DATASET ROWS —
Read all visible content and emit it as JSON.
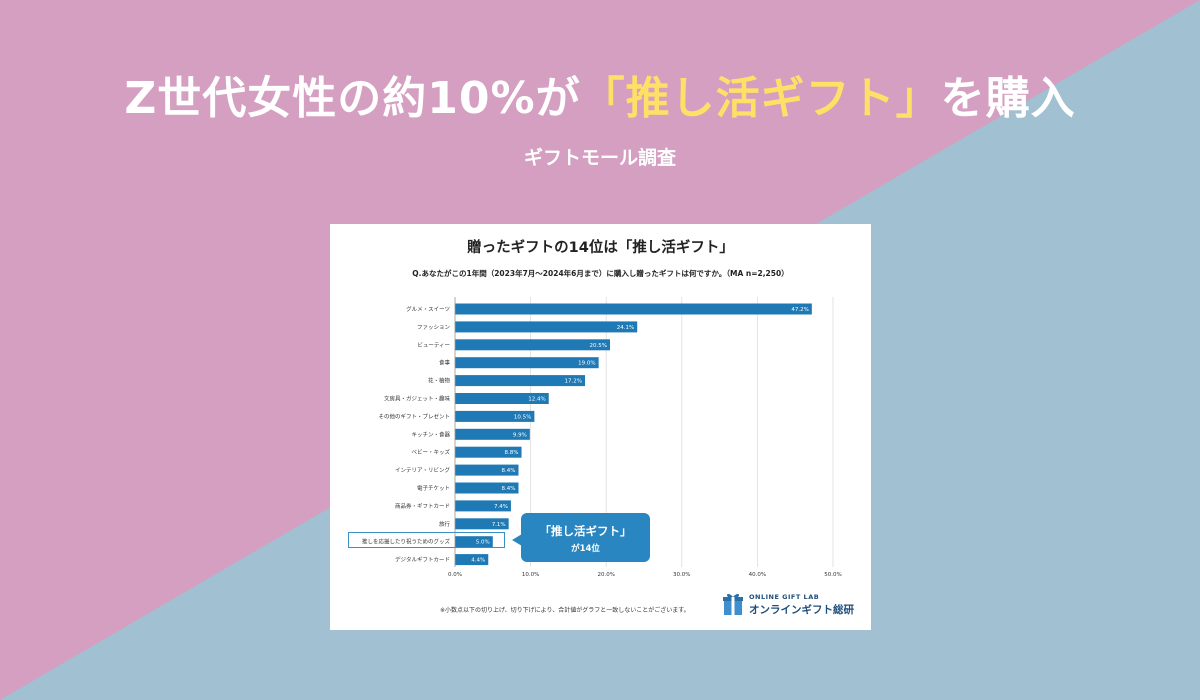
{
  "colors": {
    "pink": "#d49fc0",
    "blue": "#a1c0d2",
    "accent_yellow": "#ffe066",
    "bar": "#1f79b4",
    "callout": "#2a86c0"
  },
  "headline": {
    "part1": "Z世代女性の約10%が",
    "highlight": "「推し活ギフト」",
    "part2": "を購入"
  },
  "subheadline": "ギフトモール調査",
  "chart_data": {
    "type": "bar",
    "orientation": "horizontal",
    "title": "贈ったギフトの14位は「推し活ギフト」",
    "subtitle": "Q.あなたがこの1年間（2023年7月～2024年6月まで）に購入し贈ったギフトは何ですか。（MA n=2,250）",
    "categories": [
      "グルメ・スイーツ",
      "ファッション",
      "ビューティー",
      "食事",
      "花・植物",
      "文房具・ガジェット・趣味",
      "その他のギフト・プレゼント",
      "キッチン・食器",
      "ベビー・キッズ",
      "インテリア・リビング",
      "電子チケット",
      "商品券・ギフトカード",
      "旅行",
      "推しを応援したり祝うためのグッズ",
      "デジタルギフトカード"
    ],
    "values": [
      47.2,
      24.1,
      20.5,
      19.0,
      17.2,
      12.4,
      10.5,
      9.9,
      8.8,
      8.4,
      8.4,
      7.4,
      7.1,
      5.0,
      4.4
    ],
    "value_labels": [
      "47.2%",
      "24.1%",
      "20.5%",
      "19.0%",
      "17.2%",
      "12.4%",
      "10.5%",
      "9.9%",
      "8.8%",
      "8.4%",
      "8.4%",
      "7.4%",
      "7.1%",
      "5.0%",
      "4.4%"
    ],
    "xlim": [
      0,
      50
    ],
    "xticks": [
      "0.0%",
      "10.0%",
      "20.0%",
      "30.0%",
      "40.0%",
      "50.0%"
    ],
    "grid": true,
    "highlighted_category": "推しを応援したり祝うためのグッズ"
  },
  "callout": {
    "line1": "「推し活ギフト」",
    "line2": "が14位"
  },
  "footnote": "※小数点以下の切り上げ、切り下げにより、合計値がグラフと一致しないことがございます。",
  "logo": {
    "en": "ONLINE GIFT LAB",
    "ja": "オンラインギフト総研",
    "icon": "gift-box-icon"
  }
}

...

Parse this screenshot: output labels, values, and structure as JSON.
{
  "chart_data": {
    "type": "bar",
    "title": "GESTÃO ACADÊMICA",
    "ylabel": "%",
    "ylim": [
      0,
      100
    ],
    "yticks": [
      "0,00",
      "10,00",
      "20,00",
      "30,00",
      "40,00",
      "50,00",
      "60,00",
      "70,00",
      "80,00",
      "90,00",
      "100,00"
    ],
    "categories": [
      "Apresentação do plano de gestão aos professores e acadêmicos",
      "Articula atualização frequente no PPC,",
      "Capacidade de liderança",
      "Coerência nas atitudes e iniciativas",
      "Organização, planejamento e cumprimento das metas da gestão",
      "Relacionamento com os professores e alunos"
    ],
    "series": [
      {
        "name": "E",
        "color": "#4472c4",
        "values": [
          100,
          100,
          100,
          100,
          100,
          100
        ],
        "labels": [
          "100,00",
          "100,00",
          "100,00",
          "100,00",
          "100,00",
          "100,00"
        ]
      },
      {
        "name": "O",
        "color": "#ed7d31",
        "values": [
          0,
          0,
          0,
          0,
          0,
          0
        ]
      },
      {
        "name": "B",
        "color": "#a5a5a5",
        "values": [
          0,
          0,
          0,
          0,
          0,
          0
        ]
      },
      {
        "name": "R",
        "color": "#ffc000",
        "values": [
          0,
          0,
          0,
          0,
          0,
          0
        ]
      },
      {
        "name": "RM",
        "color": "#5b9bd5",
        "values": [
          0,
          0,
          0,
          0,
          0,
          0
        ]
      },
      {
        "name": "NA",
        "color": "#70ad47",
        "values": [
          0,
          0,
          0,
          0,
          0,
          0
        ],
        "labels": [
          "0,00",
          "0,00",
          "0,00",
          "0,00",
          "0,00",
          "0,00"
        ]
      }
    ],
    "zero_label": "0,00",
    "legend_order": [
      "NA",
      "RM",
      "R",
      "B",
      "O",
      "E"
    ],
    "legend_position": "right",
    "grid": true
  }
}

EXERCISE — Filter the entries down to the lines containing "推しを応援したり祝うためのグッズ". Copy each of those lines.

TASK RESULT —
      "推しを応援したり祝うためのグッズ",
    "highlighted_category": "推しを応援したり祝うためのグッズ"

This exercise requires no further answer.